Problem to work on.
Search the material for the string "saved" and copy each line where it occurs.

Material shown.
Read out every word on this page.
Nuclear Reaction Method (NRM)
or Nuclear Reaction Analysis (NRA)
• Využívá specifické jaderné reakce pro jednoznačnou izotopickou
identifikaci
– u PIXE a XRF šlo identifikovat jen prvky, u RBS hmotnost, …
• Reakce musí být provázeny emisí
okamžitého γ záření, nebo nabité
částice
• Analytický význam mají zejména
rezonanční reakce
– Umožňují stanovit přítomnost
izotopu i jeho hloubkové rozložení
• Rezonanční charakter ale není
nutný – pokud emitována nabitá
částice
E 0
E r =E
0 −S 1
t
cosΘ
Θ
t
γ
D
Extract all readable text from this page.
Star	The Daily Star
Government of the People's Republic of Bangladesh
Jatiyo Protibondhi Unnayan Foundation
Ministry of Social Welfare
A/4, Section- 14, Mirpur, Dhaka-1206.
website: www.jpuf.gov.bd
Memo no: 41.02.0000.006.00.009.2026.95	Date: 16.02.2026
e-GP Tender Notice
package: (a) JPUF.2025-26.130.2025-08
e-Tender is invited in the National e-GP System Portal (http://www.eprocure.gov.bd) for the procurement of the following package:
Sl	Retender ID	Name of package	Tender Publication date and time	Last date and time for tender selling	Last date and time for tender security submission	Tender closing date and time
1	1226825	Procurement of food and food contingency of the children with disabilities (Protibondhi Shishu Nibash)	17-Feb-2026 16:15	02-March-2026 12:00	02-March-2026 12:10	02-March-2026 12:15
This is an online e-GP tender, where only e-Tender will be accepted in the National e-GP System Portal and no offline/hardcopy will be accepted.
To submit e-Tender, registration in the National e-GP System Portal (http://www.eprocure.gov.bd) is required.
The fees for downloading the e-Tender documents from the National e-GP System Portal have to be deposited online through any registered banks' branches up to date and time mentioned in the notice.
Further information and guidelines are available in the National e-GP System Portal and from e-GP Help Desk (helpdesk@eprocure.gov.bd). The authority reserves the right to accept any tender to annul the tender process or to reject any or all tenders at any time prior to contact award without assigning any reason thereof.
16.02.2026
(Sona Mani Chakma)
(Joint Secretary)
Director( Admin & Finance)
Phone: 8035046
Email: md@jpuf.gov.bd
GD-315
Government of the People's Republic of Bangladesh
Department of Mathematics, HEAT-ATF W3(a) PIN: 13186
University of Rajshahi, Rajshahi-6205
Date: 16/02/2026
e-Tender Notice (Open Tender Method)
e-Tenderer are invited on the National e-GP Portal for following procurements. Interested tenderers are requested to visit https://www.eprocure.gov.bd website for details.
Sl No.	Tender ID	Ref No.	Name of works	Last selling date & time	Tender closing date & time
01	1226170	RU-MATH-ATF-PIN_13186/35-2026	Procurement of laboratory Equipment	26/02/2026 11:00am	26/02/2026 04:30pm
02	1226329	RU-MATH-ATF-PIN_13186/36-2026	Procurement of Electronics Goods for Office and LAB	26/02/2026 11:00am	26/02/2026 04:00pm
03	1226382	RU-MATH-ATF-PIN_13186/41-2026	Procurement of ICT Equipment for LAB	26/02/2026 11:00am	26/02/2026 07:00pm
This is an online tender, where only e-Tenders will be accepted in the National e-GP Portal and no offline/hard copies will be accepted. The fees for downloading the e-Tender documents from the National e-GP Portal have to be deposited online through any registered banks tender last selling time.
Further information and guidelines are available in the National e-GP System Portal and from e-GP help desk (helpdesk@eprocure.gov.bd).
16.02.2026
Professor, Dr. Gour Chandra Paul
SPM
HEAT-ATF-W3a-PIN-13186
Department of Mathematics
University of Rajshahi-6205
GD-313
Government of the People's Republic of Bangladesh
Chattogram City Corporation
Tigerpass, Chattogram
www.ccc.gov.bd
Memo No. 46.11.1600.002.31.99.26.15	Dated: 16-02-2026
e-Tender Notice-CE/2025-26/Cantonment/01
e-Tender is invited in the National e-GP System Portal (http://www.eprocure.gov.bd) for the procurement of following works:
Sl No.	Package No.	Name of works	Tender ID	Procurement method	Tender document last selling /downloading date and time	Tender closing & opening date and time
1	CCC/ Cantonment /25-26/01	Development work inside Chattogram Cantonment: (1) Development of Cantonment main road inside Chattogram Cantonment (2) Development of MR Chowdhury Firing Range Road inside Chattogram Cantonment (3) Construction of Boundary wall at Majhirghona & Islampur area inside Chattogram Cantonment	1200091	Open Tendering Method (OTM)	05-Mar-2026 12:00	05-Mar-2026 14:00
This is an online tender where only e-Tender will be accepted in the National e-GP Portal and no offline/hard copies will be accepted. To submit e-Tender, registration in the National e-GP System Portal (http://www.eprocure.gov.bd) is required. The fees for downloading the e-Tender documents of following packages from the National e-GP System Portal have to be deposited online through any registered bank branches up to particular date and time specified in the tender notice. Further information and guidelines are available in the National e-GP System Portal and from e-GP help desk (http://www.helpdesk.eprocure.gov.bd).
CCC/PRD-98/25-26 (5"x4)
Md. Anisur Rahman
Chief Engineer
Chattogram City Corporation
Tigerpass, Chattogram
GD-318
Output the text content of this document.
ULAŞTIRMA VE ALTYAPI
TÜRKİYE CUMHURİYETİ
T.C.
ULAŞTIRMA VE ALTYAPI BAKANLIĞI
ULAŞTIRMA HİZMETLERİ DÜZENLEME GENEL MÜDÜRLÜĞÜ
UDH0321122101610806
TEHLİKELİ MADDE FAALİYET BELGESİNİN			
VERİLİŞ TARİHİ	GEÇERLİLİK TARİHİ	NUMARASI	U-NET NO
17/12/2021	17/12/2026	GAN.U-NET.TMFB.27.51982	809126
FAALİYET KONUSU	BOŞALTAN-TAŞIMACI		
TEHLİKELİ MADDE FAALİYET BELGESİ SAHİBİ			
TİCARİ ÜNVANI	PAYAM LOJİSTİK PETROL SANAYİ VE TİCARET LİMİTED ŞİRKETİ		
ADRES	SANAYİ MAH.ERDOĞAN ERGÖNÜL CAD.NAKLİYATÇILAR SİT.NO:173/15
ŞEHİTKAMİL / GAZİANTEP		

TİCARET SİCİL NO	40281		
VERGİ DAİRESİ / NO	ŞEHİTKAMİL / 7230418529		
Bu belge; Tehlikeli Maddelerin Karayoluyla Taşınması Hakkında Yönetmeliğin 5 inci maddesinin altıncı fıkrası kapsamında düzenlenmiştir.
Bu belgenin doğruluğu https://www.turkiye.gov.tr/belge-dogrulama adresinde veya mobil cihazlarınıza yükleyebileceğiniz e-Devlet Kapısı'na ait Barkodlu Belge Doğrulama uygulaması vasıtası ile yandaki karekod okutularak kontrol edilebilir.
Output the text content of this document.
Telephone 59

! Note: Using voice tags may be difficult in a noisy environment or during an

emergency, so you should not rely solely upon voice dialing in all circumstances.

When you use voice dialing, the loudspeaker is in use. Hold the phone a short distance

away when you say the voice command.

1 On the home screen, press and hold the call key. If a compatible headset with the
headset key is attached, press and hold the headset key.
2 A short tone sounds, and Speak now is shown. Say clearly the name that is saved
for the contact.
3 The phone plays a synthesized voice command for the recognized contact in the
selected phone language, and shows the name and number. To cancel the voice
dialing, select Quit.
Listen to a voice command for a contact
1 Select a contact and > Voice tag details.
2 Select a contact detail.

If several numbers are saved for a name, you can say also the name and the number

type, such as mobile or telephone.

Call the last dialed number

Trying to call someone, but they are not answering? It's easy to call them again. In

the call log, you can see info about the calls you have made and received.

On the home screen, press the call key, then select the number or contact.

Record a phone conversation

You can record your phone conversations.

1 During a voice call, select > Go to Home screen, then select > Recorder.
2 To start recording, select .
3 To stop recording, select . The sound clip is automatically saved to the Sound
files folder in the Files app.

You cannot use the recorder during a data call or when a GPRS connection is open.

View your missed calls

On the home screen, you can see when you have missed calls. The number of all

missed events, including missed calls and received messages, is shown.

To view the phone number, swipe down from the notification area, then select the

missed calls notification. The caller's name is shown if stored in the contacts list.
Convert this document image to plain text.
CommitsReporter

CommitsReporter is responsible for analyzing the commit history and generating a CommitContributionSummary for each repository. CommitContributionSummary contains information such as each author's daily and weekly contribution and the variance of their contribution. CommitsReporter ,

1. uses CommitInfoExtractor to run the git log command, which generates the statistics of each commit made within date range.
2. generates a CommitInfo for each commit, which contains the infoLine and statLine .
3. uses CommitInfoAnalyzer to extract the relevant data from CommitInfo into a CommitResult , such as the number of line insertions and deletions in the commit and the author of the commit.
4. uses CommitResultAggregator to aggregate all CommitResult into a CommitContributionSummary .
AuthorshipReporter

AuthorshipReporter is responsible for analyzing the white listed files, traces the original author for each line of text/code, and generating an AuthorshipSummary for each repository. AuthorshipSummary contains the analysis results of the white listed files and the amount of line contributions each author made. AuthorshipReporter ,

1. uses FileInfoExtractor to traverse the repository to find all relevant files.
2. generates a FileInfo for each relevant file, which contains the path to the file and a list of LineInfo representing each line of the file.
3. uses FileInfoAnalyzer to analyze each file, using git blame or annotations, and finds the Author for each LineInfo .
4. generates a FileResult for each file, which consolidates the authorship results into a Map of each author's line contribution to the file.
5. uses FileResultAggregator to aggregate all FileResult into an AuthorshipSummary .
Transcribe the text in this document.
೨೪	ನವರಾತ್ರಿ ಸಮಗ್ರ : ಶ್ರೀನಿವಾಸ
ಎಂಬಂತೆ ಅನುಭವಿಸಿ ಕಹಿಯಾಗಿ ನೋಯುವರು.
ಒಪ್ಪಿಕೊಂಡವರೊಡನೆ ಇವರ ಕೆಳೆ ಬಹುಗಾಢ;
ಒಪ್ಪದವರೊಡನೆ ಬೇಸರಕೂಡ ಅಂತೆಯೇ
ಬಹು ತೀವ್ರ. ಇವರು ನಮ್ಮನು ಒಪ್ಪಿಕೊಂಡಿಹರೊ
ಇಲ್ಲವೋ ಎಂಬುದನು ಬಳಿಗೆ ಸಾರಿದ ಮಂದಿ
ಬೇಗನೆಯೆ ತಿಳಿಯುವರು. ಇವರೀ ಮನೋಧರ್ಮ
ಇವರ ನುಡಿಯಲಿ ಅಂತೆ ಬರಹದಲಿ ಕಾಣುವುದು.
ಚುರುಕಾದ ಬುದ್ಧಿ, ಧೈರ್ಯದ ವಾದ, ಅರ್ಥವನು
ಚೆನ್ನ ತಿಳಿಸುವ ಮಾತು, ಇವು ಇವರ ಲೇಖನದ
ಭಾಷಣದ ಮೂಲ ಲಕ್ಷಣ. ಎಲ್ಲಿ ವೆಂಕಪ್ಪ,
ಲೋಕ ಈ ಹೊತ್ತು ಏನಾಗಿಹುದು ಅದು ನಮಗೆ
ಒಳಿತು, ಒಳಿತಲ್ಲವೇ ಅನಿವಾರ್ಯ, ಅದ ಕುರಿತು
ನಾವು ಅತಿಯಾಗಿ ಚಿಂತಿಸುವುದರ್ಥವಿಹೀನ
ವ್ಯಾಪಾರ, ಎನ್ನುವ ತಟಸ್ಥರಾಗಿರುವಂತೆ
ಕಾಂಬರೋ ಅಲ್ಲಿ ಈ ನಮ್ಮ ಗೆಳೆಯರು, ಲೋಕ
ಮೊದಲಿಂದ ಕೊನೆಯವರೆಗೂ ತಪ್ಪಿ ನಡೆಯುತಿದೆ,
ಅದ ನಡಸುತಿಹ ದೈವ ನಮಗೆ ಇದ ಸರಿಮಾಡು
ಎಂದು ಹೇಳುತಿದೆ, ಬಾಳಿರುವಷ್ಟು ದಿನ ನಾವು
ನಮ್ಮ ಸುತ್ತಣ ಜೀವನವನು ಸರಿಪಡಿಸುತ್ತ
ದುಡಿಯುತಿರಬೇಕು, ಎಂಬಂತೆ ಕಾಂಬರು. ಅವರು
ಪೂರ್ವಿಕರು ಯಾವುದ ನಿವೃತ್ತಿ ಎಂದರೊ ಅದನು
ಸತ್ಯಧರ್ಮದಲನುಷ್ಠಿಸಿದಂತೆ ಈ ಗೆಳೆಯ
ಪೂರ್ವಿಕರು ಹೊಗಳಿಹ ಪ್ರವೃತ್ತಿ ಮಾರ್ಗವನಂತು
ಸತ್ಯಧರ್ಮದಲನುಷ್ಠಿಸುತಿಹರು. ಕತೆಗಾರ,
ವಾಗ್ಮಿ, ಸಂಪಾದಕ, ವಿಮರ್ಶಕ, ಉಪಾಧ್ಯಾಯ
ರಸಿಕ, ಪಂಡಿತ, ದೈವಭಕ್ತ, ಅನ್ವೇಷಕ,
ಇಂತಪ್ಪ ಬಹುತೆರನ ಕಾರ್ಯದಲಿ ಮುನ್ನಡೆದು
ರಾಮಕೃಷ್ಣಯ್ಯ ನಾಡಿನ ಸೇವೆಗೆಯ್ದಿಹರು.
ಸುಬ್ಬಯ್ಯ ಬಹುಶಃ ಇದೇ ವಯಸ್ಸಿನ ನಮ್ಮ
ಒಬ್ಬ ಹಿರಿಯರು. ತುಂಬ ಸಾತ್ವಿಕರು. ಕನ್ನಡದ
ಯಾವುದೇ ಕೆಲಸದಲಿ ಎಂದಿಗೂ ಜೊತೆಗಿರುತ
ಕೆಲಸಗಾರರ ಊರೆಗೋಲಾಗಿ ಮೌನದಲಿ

Solution to this task.
2 A short tone sounds, and Speak now is shown. Say clearly the name that is saved
If several numbers are saved for a name, you can say also the name and the number
3 To stop recording, select . The sound clip is automatically saved to the Sound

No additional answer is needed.